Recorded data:
──────────────────────────────

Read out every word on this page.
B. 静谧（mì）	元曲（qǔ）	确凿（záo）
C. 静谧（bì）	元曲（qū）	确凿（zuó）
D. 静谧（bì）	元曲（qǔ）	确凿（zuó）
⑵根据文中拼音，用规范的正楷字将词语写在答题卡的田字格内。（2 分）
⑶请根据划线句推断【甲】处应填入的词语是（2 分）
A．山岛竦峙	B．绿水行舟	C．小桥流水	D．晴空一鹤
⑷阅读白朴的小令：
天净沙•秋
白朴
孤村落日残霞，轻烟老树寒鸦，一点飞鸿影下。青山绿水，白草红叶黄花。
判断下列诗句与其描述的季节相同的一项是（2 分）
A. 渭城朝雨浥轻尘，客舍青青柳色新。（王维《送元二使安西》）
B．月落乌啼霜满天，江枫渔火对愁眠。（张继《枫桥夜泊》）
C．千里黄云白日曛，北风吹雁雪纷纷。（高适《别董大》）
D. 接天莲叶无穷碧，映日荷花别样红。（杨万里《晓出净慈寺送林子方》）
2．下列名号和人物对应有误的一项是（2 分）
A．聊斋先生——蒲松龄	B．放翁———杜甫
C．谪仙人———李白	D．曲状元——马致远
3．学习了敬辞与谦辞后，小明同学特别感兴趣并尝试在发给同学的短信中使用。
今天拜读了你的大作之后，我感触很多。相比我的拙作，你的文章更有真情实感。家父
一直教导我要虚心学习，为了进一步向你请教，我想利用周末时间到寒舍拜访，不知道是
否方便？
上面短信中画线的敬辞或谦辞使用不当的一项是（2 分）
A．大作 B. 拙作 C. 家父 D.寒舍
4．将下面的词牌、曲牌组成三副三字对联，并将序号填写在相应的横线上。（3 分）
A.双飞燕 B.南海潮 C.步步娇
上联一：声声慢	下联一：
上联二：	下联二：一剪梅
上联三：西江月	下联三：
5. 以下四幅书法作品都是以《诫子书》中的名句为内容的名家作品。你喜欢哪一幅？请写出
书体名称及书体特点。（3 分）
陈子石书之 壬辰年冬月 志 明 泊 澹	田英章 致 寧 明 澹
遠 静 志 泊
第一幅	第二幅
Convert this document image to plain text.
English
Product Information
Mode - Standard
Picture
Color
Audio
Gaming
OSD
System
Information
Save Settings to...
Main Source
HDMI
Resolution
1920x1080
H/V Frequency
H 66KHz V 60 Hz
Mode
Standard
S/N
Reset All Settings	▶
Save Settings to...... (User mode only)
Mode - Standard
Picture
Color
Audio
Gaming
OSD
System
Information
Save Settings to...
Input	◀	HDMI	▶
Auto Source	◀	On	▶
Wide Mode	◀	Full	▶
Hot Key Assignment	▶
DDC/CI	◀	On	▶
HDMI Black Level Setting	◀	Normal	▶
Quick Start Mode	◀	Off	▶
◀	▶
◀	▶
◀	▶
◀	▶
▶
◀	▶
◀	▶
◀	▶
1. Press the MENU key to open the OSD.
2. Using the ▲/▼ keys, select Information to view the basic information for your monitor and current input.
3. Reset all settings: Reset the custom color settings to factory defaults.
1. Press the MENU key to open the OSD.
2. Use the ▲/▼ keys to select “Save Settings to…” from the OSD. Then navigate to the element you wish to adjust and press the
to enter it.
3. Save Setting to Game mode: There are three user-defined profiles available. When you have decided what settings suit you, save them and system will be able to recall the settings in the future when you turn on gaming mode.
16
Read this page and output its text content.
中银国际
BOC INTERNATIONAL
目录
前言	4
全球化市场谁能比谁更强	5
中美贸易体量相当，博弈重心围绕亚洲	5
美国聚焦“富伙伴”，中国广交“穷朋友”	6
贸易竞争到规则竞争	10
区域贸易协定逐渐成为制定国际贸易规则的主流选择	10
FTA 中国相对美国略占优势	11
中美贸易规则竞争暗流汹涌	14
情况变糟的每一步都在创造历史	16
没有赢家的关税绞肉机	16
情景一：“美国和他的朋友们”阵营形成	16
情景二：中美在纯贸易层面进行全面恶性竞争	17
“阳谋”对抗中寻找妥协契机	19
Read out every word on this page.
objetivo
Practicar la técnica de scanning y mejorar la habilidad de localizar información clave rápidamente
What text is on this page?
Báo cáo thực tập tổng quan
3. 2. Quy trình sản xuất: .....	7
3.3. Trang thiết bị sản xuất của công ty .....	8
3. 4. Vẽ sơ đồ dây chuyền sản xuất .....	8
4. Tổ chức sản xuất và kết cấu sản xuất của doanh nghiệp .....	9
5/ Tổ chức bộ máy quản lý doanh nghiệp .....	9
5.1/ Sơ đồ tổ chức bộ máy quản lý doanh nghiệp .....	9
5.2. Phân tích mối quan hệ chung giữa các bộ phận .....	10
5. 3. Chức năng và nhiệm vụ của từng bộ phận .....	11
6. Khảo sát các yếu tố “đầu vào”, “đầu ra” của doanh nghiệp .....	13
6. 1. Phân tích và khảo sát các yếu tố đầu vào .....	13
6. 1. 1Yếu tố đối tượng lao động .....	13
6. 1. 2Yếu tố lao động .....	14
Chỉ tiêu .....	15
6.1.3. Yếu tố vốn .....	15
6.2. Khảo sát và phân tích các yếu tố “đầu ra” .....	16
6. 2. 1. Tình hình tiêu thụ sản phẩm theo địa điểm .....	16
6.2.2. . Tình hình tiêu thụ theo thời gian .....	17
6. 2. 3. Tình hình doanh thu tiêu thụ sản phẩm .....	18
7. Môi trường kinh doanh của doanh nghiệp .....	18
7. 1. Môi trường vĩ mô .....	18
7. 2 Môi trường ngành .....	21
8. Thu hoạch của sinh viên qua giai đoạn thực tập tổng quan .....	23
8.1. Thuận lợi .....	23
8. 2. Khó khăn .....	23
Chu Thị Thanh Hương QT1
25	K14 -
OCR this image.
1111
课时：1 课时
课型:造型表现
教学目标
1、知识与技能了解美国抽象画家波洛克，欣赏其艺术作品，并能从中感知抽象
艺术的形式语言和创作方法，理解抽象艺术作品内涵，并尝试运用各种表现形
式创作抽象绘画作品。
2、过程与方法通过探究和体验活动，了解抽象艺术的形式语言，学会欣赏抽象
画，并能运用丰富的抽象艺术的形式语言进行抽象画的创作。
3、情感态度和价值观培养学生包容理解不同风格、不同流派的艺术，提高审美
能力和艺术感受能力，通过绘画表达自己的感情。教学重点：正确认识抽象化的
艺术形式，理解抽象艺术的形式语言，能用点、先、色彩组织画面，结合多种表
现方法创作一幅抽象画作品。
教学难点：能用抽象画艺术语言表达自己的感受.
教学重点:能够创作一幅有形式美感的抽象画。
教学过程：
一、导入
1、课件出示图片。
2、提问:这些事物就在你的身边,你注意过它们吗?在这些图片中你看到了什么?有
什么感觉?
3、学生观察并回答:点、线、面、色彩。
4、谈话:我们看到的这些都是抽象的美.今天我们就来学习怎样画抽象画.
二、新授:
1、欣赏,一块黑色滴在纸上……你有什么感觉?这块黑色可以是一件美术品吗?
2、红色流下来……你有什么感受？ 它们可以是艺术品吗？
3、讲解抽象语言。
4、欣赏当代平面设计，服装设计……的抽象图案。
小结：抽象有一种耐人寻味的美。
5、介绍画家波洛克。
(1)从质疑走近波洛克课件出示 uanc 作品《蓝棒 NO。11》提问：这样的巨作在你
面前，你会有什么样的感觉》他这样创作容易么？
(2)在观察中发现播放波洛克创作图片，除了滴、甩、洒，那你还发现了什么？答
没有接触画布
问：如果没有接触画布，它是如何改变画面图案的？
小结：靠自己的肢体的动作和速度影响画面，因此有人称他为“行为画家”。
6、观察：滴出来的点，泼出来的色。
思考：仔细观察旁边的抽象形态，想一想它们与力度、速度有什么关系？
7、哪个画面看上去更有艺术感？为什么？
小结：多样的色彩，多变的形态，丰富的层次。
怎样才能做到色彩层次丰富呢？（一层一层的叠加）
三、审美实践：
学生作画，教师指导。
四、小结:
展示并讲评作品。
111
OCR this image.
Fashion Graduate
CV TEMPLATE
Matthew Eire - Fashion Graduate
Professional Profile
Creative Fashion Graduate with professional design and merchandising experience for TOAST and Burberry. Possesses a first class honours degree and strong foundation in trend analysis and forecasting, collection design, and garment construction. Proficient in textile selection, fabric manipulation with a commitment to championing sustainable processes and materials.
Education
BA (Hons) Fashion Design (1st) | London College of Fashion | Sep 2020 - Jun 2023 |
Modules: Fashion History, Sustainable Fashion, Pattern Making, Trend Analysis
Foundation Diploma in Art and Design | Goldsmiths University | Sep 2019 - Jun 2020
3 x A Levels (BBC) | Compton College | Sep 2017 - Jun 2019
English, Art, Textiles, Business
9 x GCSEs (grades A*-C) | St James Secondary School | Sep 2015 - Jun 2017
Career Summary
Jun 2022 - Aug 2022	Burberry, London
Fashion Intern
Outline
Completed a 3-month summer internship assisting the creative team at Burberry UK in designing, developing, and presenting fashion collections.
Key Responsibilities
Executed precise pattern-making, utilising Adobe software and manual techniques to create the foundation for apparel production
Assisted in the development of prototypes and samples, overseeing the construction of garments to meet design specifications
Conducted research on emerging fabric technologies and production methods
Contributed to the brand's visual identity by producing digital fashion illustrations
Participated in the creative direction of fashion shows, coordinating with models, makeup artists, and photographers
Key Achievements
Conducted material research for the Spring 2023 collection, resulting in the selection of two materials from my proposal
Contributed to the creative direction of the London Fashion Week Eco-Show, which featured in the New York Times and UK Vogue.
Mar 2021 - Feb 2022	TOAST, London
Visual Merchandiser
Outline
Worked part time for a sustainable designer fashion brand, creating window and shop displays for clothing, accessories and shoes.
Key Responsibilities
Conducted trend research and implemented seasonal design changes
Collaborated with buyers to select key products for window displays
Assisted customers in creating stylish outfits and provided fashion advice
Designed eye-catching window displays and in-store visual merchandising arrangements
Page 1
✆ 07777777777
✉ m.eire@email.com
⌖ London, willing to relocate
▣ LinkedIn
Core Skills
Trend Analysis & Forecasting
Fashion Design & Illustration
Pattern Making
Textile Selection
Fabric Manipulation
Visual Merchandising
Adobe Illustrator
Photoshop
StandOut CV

──────────────────────────────

Pick out each line containing the string "Graduate" and copy it.

Fashion Graduate
Matthew Eire - Fashion Graduate
Creative Fashion Graduate with professional design and merchandising experience for TOAST and Burberry. Possesses a first class honours degree and strong foundation in trend analysis and forecasting, collection design, and garment construction. Proficient in textile selection, fabric manipulation with a commitment to championing sustainable processes and materials.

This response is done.